### Dataset entries

-*-

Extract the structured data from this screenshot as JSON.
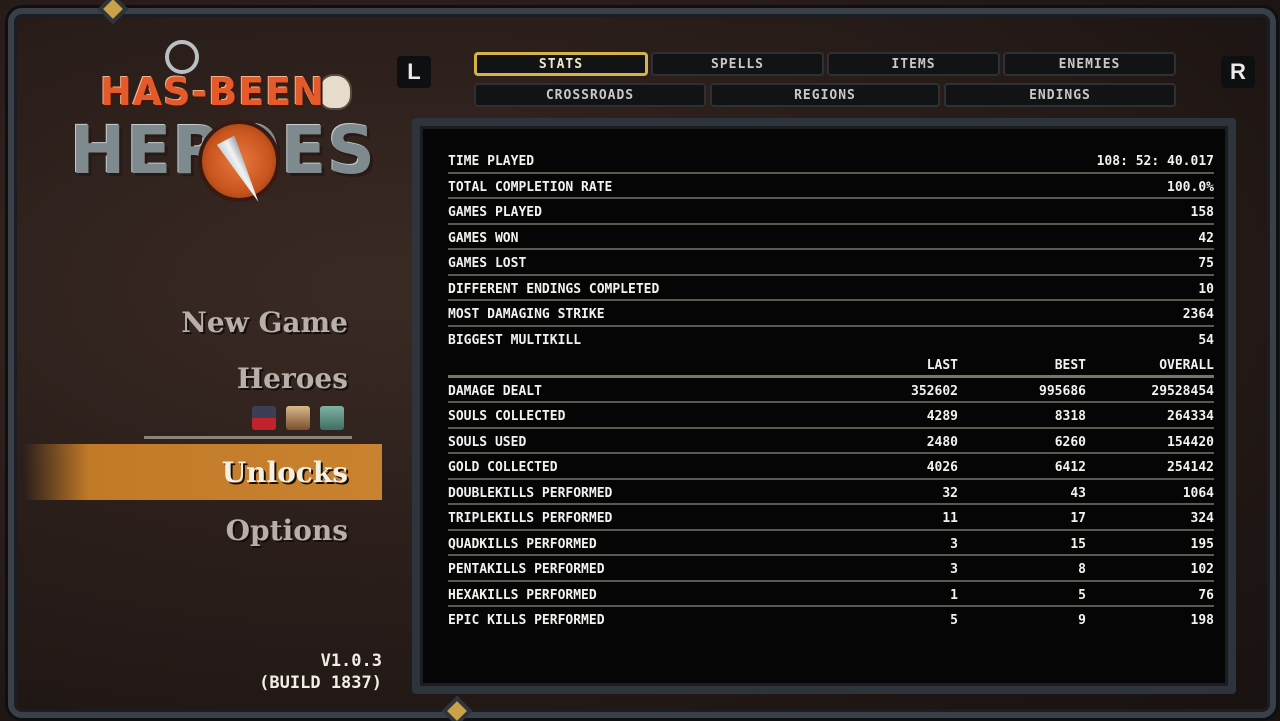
{
  "logo": {
    "line1": "HAS-BEEN",
    "line2": "HEROES"
  },
  "shoulders": {
    "left": "L",
    "right": "R"
  },
  "menu": {
    "items": [
      {
        "label": "New Game"
      },
      {
        "label": "Heroes"
      },
      {
        "label": "Unlocks"
      },
      {
        "label": "Options"
      }
    ],
    "selected": "Unlocks"
  },
  "version": {
    "line1": "V1.0.3",
    "line2": "(BUILD 1837)"
  },
  "tabs": {
    "row1": [
      "STATS",
      "SPELLS",
      "ITEMS",
      "ENEMIES"
    ],
    "row2": [
      "CROSSROADS",
      "REGIONS",
      "ENDINGS"
    ],
    "active": "STATS"
  },
  "stats": {
    "general": [
      {
        "label": "TIME PLAYED",
        "value": "108: 52: 40.017"
      },
      {
        "label": "TOTAL COMPLETION RATE",
        "value": "100.0%"
      },
      {
        "label": "GAMES PLAYED",
        "value": "158"
      },
      {
        "label": "GAMES WON",
        "value": "42"
      },
      {
        "label": "GAMES LOST",
        "value": "75"
      },
      {
        "label": "DIFFERENT ENDINGS COMPLETED",
        "value": "10"
      },
      {
        "label": "MOST DAMAGING STRIKE",
        "value": "2364"
      },
      {
        "label": "BIGGEST MULTIKILL",
        "value": "54"
      }
    ],
    "columns": [
      "LAST",
      "BEST",
      "OVERALL"
    ],
    "detailed": [
      {
        "label": "DAMAGE DEALT",
        "last": "352602",
        "best": "995686",
        "overall": "29528454"
      },
      {
        "label": "SOULS COLLECTED",
        "last": "4289",
        "best": "8318",
        "overall": "264334"
      },
      {
        "label": "SOULS USED",
        "last": "2480",
        "best": "6260",
        "overall": "154420"
      },
      {
        "label": "GOLD COLLECTED",
        "last": "4026",
        "best": "6412",
        "overall": "254142"
      },
      {
        "label": "DOUBLEKILLS PERFORMED",
        "last": "32",
        "best": "43",
        "overall": "1064"
      },
      {
        "label": "TRIPLEKILLS PERFORMED",
        "last": "11",
        "best": "17",
        "overall": "324"
      },
      {
        "label": "QUADKILLS PERFORMED",
        "last": "3",
        "best": "15",
        "overall": "195"
      },
      {
        "label": "PENTAKILLS PERFORMED",
        "last": "3",
        "best": "8",
        "overall": "102"
      },
      {
        "label": "HEXAKILLS PERFORMED",
        "last": "1",
        "best": "5",
        "overall": "76"
      },
      {
        "label": "EPIC KILLS PERFORMED",
        "last": "5",
        "best": "9",
        "overall": "198"
      }
    ]
  },
  "colors": {
    "accent": "#d6b24a",
    "selection": "#c98330",
    "text": "#f2f2ee"
  }
}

-*-

### Problem details
Quote each line of the listing exactly, but leave the pictures out.

### Solution to this problem
Extract the structured data from this screenshot as JSON.
{
  "logo": {
    "line1": "HAS-BEEN",
    "line2": "HEROES"
  },
  "shoulders": {
    "left": "L",
    "right": "R"
  },
  "menu": {
    "items": [
      {
        "label": "New Game"
      },
      {
        "label": "Heroes"
      },
      {
        "label": "Unlocks"
      },
      {
        "label": "Options"
      }
    ],
    "selected": "Unlocks"
  },
  "version": {
    "line1": "V1.0.3",
    "line2": "(BUILD 1837)"
  },
  "tabs": {
    "row1": [
      "STATS",
      "SPELLS",
      "ITEMS",
      "ENEMIES"
    ],
    "row2": [
      "CROSSROADS",
      "REGIONS",
      "ENDINGS"
    ],
    "active": "STATS"
  },
  "stats": {
    "general": [
      {
        "label": "TIME PLAYED",
        "value": "108: 52: 40.017"
      },
      {
        "label": "TOTAL COMPLETION RATE",
        "value": "100.0%"
      },
      {
        "label": "GAMES PLAYED",
        "value": "158"
      },
      {
        "label": "GAMES WON",
        "value": "42"
      },
      {
        "label": "GAMES LOST",
        "value": "75"
      },
      {
        "label": "DIFFERENT ENDINGS COMPLETED",
        "value": "10"
      },
      {
        "label": "MOST DAMAGING STRIKE",
        "value": "2364"
      },
      {
        "label": "BIGGEST MULTIKILL",
        "value": "54"
      }
    ],
    "columns": [
      "LAST",
      "BEST",
      "OVERALL"
    ],
    "detailed": [
      {
        "label": "DAMAGE DEALT",
        "last": "352602",
        "best": "995686",
        "overall": "29528454"
      },
      {
        "label": "SOULS COLLECTED",
        "last": "4289",
        "best": "8318",
        "overall": "264334"
      },
      {
        "label": "SOULS USED",
        "last": "2480",
        "best": "6260",
        "overall": "154420"
      },
      {
        "label": "GOLD COLLECTED",
        "last": "4026",
        "best": "6412",
        "overall": "254142"
      },
      {
        "label": "DOUBLEKILLS PERFORMED",
        "last": "32",
        "best": "43",
        "overall": "1064"
      },
      {
        "label": "TRIPLEKILLS PERFORMED",
        "last": "11",
        "best": "17",
        "overall": "324"
      },
      {
        "label": "QUADKILLS PERFORMED",
        "last": "3",
        "best": "15",
        "overall": "195"
      },
      {
        "label": "PENTAKILLS PERFORMED",
        "last": "3",
        "best": "8",
        "overall": "102"
      },
      {
        "label": "HEXAKILLS PERFORMED",
        "last": "1",
        "best": "5",
        "overall": "76"
      },
      {
        "label": "EPIC KILLS PERFORMED",
        "last": "5",
        "best": "9",
        "overall": "198"
      }
    ]
  },
  "colors": {
    "accent": "#d6b24a",
    "selection": "#c98330",
    "text": "#f2f2ee"
  }
}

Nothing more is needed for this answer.